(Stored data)

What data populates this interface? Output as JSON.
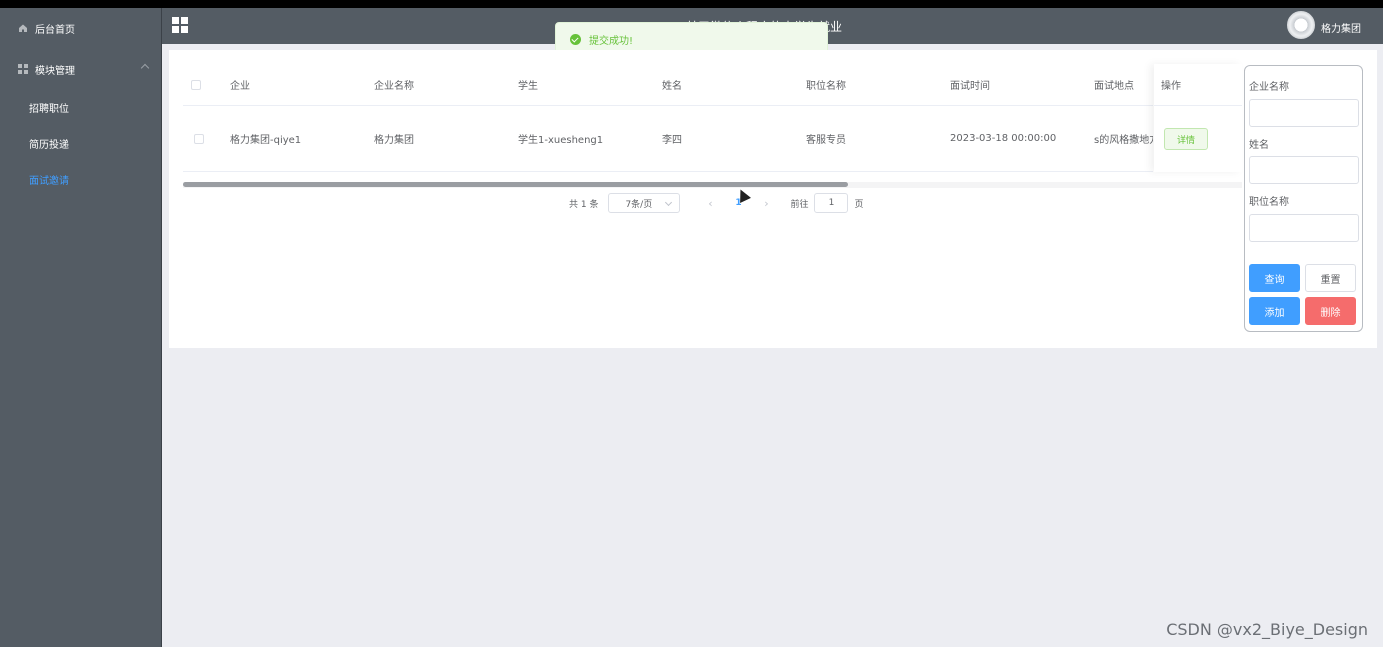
{
  "header": {
    "site_title": "基于微信小程序的大学生就业",
    "user_name": "格力集团"
  },
  "sidebar": {
    "items": [
      {
        "label": "后台首页",
        "icon": "home-icon"
      },
      {
        "label": "模块管理",
        "icon": "grid-icon",
        "expanded": true
      },
      {
        "label": "招聘职位"
      },
      {
        "label": "简历投递"
      },
      {
        "label": "面试邀请",
        "active": true
      }
    ]
  },
  "toast": {
    "message": "提交成功!",
    "color": "#67c23a"
  },
  "table": {
    "columns": [
      "企业",
      "企业名称",
      "学生",
      "姓名",
      "职位名称",
      "面试时间",
      "面试地点",
      "操作"
    ],
    "rows": [
      {
        "qiye": "格力集团-qiye1",
        "qiye_name": "格力集团",
        "student": "学生1-xuesheng1",
        "name": "李四",
        "position": "客服专员",
        "time": "2023-03-18 00:00:00",
        "location": "s的风格撒地方",
        "action": "详情"
      }
    ]
  },
  "pagination": {
    "total_text": "共 1 条",
    "page_size": "7条/页",
    "prev": "‹",
    "current_page": "1",
    "next": "›",
    "goto_label": "前往",
    "goto_value": "1",
    "goto_suffix": "页"
  },
  "search_panel": {
    "field1_label": "企业名称",
    "field2_label": "姓名",
    "field3_label": "职位名称",
    "query_btn": "查询",
    "reset_btn": "重置",
    "add_btn": "添加",
    "delete_btn": "删除"
  },
  "watermark": "CSDN @vx2_Biye_Design",
  "colors": {
    "sidebar_bg": "#545c64",
    "primary": "#409eff",
    "success": "#67c23a",
    "danger": "#f56c6c"
  }
}
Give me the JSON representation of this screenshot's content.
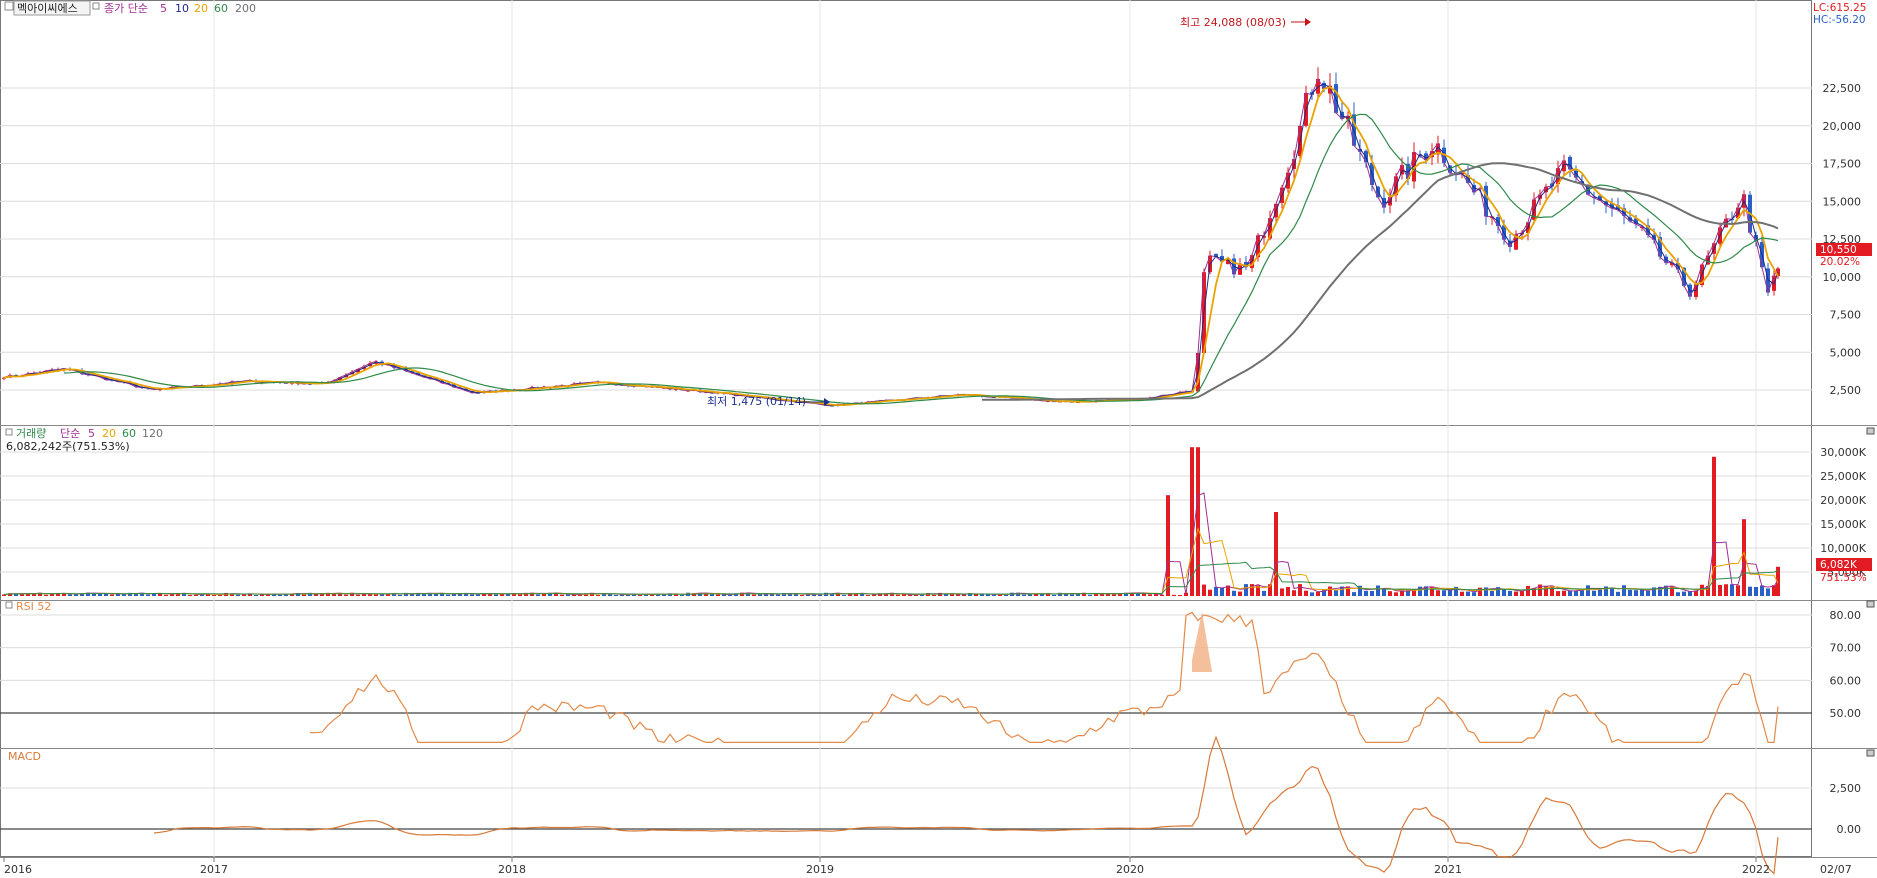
{
  "header": {
    "stock_name": "멕아이씨에스",
    "price_legend_label": "종가 단순",
    "price_ma_periods": [
      "5",
      "10",
      "20",
      "60",
      "200"
    ],
    "lc_label": "LC:615.25",
    "hc_label": "HC:-56.20"
  },
  "price_panel": {
    "y_ticks": [
      "22,500",
      "20,000",
      "17,500",
      "15,000",
      "12,500",
      "10,000",
      "7,500",
      "5,000",
      "2,500"
    ],
    "y_tick_values": [
      22500,
      20000,
      17500,
      15000,
      12500,
      10000,
      7500,
      5000,
      2500
    ],
    "max_label": "최고 24,088 (08/03)",
    "min_label": "최저 1,475 (01/14)",
    "current_price": "10,550",
    "current_change": "20.02%"
  },
  "volume_panel": {
    "legend_label": "거래량",
    "legend_method": "단순",
    "ma_periods": [
      "5",
      "20",
      "60",
      "120"
    ],
    "current_volume": "6,082,242주(751.53%)",
    "y_ticks": [
      "30,000K",
      "25,000K",
      "20,000K",
      "15,000K",
      "10,000K",
      "5,000K"
    ],
    "y_tick_values": [
      30000,
      25000,
      20000,
      15000,
      10000,
      5000
    ],
    "current_tag": "6,082K",
    "current_pct": "751.53%"
  },
  "rsi_panel": {
    "label": "RSI 52",
    "y_ticks": [
      "80.00",
      "70.00",
      "60.00",
      "50.00"
    ],
    "y_tick_values": [
      80,
      70,
      60,
      50
    ]
  },
  "macd_panel": {
    "label": "MACD",
    "y_ticks": [
      "2,500",
      "0.00"
    ],
    "y_tick_values": [
      2500,
      0
    ]
  },
  "x_axis": {
    "labels": [
      "2016",
      "2017",
      "2018",
      "2019",
      "2020",
      "2021",
      "2022"
    ],
    "end_label": "02/07"
  },
  "colors": {
    "up": "#e31b23",
    "down": "#2a5fc6",
    "ma5": "#a03090",
    "ma10": "#1e2a8a",
    "ma20": "#e8a300",
    "ma60": "#2f8a4a",
    "ma200": "#707070",
    "rsi": "#e38a4a",
    "macd": "#d87a3a"
  },
  "chart_data": {
    "type": "candlestick",
    "title": "멕아이씨에스",
    "x_range": [
      "2016-01",
      "2022-02-07"
    ],
    "price_ylim": [
      0,
      25000
    ],
    "price_anchors": [
      {
        "date": "2016-01",
        "close": 3400
      },
      {
        "date": "2016-04",
        "close": 3900
      },
      {
        "date": "2016-09",
        "close": 2500
      },
      {
        "date": "2017-02",
        "close": 3100
      },
      {
        "date": "2017-05",
        "close": 2900
      },
      {
        "date": "2017-07",
        "close": 4400
      },
      {
        "date": "2017-11",
        "close": 2300
      },
      {
        "date": "2018-04",
        "close": 3000
      },
      {
        "date": "2018-08",
        "close": 2400
      },
      {
        "date": "2019-01-14",
        "close": 1475
      },
      {
        "date": "2019-06",
        "close": 2200
      },
      {
        "date": "2019-10",
        "close": 1700
      },
      {
        "date": "2020-01",
        "close": 1900
      },
      {
        "date": "2020-03",
        "close": 2500
      },
      {
        "date": "2020-03",
        "close": 11000
      },
      {
        "date": "2020-05",
        "close": 10500
      },
      {
        "date": "2020-07",
        "close": 20000
      },
      {
        "date": "2020-08-03",
        "close": 24088
      },
      {
        "date": "2020-10",
        "close": 15000
      },
      {
        "date": "2020-12",
        "close": 19000
      },
      {
        "date": "2021-03",
        "close": 12500
      },
      {
        "date": "2021-05",
        "close": 17000
      },
      {
        "date": "2021-08",
        "close": 13000
      },
      {
        "date": "2021-10",
        "close": 9000
      },
      {
        "date": "2021-12",
        "close": 15500
      },
      {
        "date": "2022-01",
        "close": 8800
      },
      {
        "date": "2022-02-07",
        "close": 10550
      }
    ],
    "max": {
      "date": "08/03",
      "value": 24088
    },
    "min": {
      "date": "01/14",
      "value": 1475
    },
    "volume_ylim": [
      0,
      32000
    ],
    "volume_spikes_k": [
      {
        "date": "2020-02",
        "value": 21000
      },
      {
        "date": "2020-03",
        "value": 31000
      },
      {
        "date": "2020-06",
        "value": 17500
      },
      {
        "date": "2021-11",
        "value": 29000
      },
      {
        "date": "2021-12",
        "value": 16000
      },
      {
        "date": "2022-02-07",
        "value": 6082
      }
    ],
    "rsi_ylim": [
      38,
      83
    ],
    "rsi_last": 52,
    "macd_last": -500
  }
}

[TASK]
Reproduce all entries exactly. Pictures do not belong in the copy.

[OUTPUT BELOW]
What data populates this interface? Output as JSON.
{
  "header": {
    "site_title": "基于微信小程序的大学生就业",
    "user_name": "格力集团"
  },
  "sidebar": {
    "items": [
      {
        "label": "后台首页",
        "icon": "home-icon"
      },
      {
        "label": "模块管理",
        "icon": "grid-icon",
        "expanded": true
      },
      {
        "label": "招聘职位"
      },
      {
        "label": "简历投递"
      },
      {
        "label": "面试邀请",
        "active": true
      }
    ]
  },
  "toast": {
    "message": "提交成功!",
    "color": "#67c23a"
  },
  "table": {
    "columns": [
      "企业",
      "企业名称",
      "学生",
      "姓名",
      "职位名称",
      "面试时间",
      "面试地点",
      "操作"
    ],
    "rows": [
      {
        "qiye": "格力集团-qiye1",
        "qiye_name": "格力集团",
        "student": "学生1-xuesheng1",
        "name": "李四",
        "position": "客服专员",
        "time": "2023-03-18 00:00:00",
        "location": "s的风格撒地方",
        "action": "详情"
      }
    ]
  },
  "pagination": {
    "total_text": "共 1 条",
    "page_size": "7条/页",
    "prev": "‹",
    "current_page": "1",
    "next": "›",
    "goto_label": "前往",
    "goto_value": "1",
    "goto_suffix": "页"
  },
  "search_panel": {
    "field1_label": "企业名称",
    "field2_label": "姓名",
    "field3_label": "职位名称",
    "query_btn": "查询",
    "reset_btn": "重置",
    "add_btn": "添加",
    "delete_btn": "删除"
  },
  "watermark": "CSDN @vx2_Biye_Design",
  "colors": {
    "sidebar_bg": "#545c64",
    "primary": "#409eff",
    "success": "#67c23a",
    "danger": "#f56c6c"
  }
}
Give me the JSON representation of this screenshot's content.
{
  "header": {
    "stock_name": "멕아이씨에스",
    "price_legend_label": "종가 단순",
    "price_ma_periods": [
      "5",
      "10",
      "20",
      "60",
      "200"
    ],
    "lc_label": "LC:615.25",
    "hc_label": "HC:-56.20"
  },
  "price_panel": {
    "y_ticks": [
      "22,500",
      "20,000",
      "17,500",
      "15,000",
      "12,500",
      "10,000",
      "7,500",
      "5,000",
      "2,500"
    ],
    "y_tick_values": [
      22500,
      20000,
      17500,
      15000,
      12500,
      10000,
      7500,
      5000,
      2500
    ],
    "max_label": "최고 24,088 (08/03)",
    "min_label": "최저 1,475 (01/14)",
    "current_price": "10,550",
    "current_change": "20.02%"
  },
  "volume_panel": {
    "legend_label": "거래량",
    "legend_method": "단순",
    "ma_periods": [
      "5",
      "20",
      "60",
      "120"
    ],
    "current_volume": "6,082,242주(751.53%)",
    "y_ticks": [
      "30,000K",
      "25,000K",
      "20,000K",
      "15,000K",
      "10,000K",
      "5,000K"
    ],
    "y_tick_values": [
      30000,
      25000,
      20000,
      15000,
      10000,
      5000
    ],
    "current_tag": "6,082K",
    "current_pct": "751.53%"
  },
  "rsi_panel": {
    "label": "RSI 52",
    "y_ticks": [
      "80.00",
      "70.00",
      "60.00",
      "50.00"
    ],
    "y_tick_values": [
      80,
      70,
      60,
      50
    ]
  },
  "macd_panel": {
    "label": "MACD",
    "y_ticks": [
      "2,500",
      "0.00"
    ],
    "y_tick_values": [
      2500,
      0
    ]
  },
  "x_axis": {
    "labels": [
      "2016",
      "2017",
      "2018",
      "2019",
      "2020",
      "2021",
      "2022"
    ],
    "end_label": "02/07"
  },
  "colors": {
    "up": "#e31b23",
    "down": "#2a5fc6",
    "ma5": "#a03090",
    "ma10": "#1e2a8a",
    "ma20": "#e8a300",
    "ma60": "#2f8a4a",
    "ma200": "#707070",
    "rsi": "#e38a4a",
    "macd": "#d87a3a"
  },
  "chart_data": {
    "type": "candlestick",
    "title": "멕아이씨에스",
    "x_range": [
      "2016-01",
      "2022-02-07"
    ],
    "price_ylim": [
      0,
      25000
    ],
    "price_anchors": [
      {
        "date": "2016-01",
        "close": 3400
      },
      {
        "date": "2016-04",
        "close": 3900
      },
      {
        "date": "2016-09",
        "close": 2500
      },
      {
        "date": "2017-02",
        "close": 3100
      },
      {
        "date": "2017-05",
        "close": 2900
      },
      {
        "date": "2017-07",
        "close": 4400
      },
      {
        "date": "2017-11",
        "close": 2300
      },
      {
        "date": "2018-04",
        "close": 3000
      },
      {
        "date": "2018-08",
        "close": 2400
      },
      {
        "date": "2019-01-14",
        "close": 1475
      },
      {
        "date": "2019-06",
        "close": 2200
      },
      {
        "date": "2019-10",
        "close": 1700
      },
      {
        "date": "2020-01",
        "close": 1900
      },
      {
        "date": "2020-03",
        "close": 2500
      },
      {
        "date": "2020-03",
        "close": 11000
      },
      {
        "date": "2020-05",
        "close": 10500
      },
      {
        "date": "2020-07",
        "close": 20000
      },
      {
        "date": "2020-08-03",
        "close": 24088
      },
      {
        "date": "2020-10",
        "close": 15000
      },
      {
        "date": "2020-12",
        "close": 19000
      },
      {
        "date": "2021-03",
        "close": 12500
      },
      {
        "date": "2021-05",
        "close": 17000
      },
      {
        "date": "2021-08",
        "close": 13000
      },
      {
        "date": "2021-10",
        "close": 9000
      },
      {
        "date": "2021-12",
        "close": 15500
      },
      {
        "date": "2022-01",
        "close": 8800
      },
      {
        "date": "2022-02-07",
        "close": 10550
      }
    ],
    "max": {
      "date": "08/03",
      "value": 24088
    },
    "min": {
      "date": "01/14",
      "value": 1475
    },
    "volume_ylim": [
      0,
      32000
    ],
    "volume_spikes_k": [
      {
        "date": "2020-02",
        "value": 21000
      },
      {
        "date": "2020-03",
        "value": 31000
      },
      {
        "date": "2020-06",
        "value": 17500
      },
      {
        "date": "2021-11",
        "value": 29000
      },
      {
        "date": "2021-12",
        "value": 16000
      },
      {
        "date": "2022-02-07",
        "value": 6082
      }
    ],
    "rsi_ylim": [
      38,
      83
    ],
    "rsi_last": 52,
    "macd_last": -500
  }
}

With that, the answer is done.